Report how many lines of the following entries include the string "When"; respond with the number alone.

** Start of EXTRACTED INFORMATION **

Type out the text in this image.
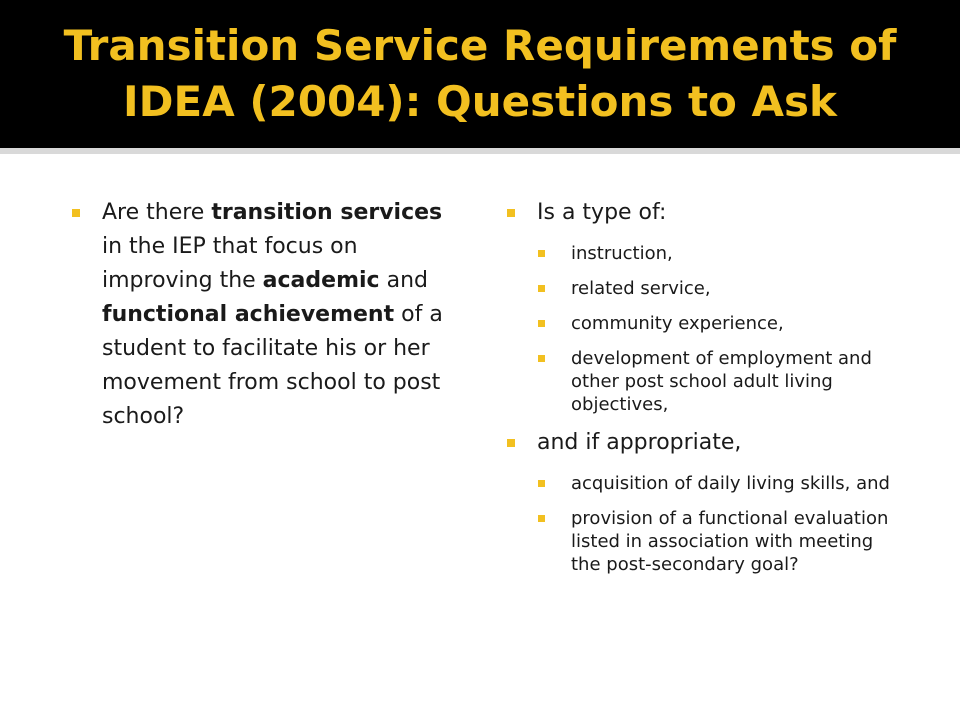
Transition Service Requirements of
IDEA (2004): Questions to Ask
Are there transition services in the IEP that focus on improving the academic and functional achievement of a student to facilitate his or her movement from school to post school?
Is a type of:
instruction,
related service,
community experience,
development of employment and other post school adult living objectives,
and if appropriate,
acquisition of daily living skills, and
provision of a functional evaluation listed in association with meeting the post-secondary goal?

** End of EXTRACTED INFORMATION **
** Start of EXTRACTED INFORMATION **

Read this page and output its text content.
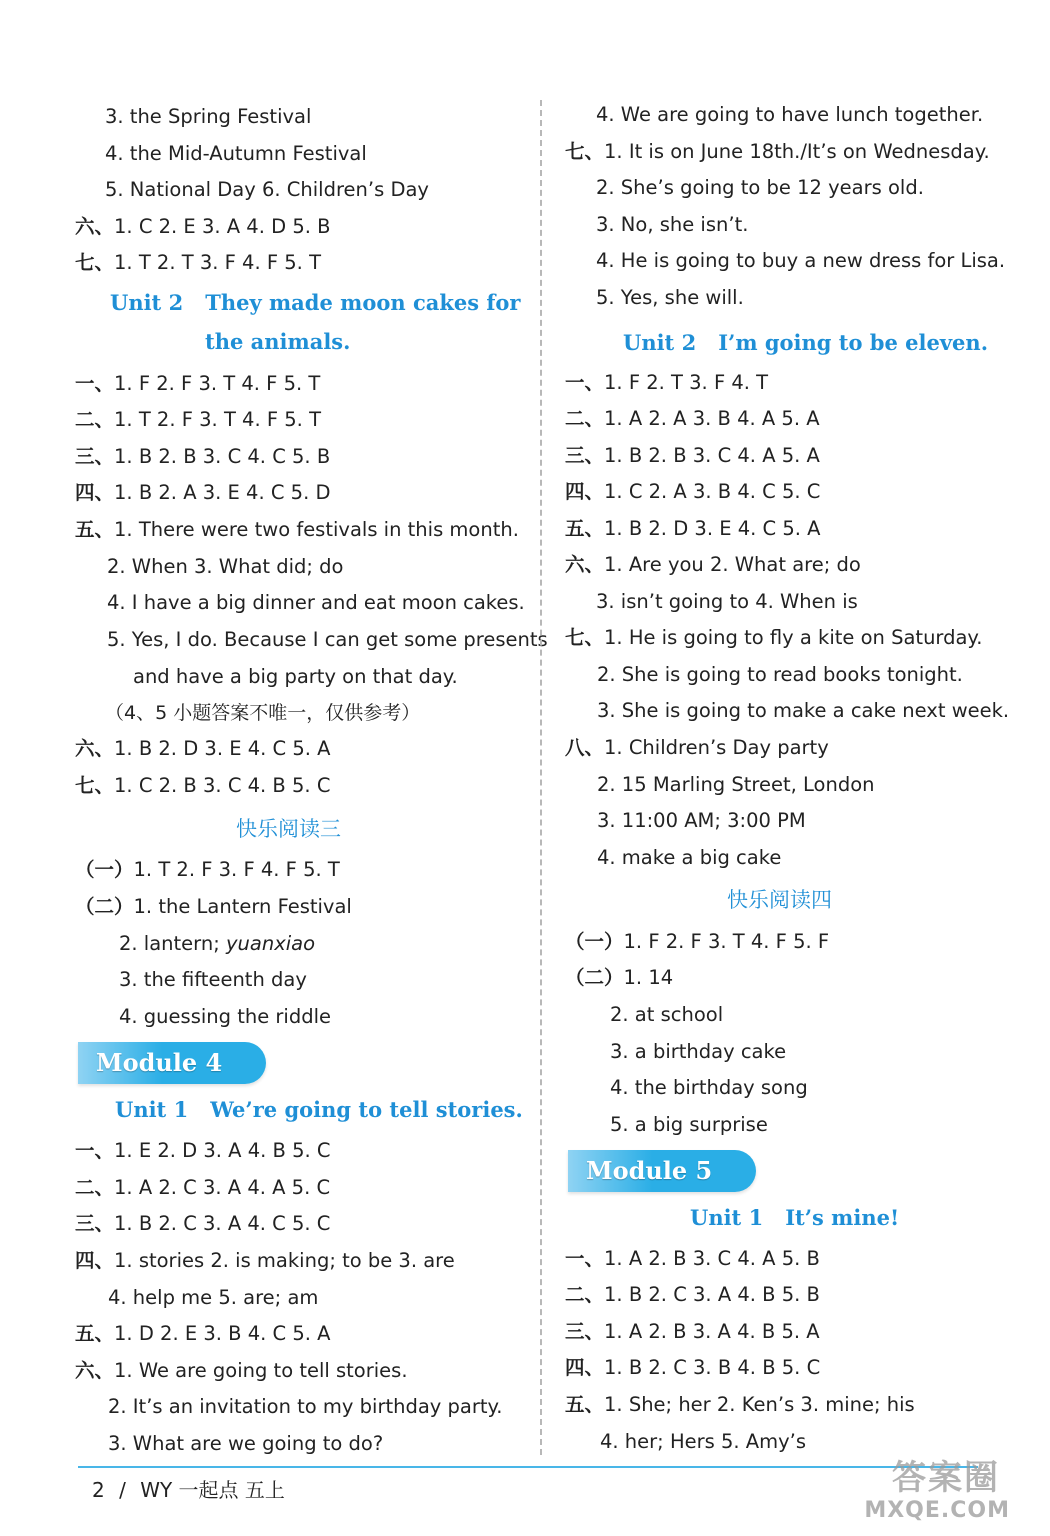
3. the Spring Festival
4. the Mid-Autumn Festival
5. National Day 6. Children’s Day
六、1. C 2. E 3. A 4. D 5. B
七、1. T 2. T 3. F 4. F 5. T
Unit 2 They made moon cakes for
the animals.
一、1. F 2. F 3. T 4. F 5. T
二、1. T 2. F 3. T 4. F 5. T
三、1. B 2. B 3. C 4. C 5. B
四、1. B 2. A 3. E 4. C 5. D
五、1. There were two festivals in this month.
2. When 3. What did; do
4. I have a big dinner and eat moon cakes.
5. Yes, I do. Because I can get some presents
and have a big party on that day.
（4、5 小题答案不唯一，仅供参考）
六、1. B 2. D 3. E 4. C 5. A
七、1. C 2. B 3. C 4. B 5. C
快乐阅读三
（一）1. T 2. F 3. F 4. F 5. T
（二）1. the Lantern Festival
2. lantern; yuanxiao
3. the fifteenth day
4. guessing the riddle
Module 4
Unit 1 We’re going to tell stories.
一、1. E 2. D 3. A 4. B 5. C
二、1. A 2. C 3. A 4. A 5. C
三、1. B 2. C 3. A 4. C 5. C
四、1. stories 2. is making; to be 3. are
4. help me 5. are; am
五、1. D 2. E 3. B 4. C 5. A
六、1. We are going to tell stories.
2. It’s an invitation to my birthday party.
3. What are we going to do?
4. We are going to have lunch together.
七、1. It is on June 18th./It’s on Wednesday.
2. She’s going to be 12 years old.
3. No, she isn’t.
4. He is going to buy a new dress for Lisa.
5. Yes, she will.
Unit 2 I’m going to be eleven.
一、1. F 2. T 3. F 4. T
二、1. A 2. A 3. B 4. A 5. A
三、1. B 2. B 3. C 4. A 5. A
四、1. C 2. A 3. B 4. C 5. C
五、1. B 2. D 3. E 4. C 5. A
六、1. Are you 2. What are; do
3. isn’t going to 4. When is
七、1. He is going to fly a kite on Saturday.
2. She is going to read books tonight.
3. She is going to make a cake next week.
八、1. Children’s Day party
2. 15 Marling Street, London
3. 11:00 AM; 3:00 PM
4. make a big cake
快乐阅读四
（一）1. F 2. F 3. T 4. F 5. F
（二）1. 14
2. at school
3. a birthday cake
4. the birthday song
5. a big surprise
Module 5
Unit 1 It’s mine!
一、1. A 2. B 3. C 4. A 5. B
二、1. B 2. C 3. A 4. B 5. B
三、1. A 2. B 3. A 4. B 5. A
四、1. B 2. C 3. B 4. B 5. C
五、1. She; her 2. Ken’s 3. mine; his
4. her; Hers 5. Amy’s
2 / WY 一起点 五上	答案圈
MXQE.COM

** End of EXTRACTED INFORMATION **
** Start of EXTRACTED INFORMATION **

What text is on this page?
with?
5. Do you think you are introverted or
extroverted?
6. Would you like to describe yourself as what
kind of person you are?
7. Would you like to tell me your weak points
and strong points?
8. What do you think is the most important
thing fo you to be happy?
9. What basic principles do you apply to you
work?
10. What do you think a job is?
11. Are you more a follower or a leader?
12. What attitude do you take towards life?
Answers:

** End of EXTRACTED INFORMATION **

EXERCISE RESPONSE = 2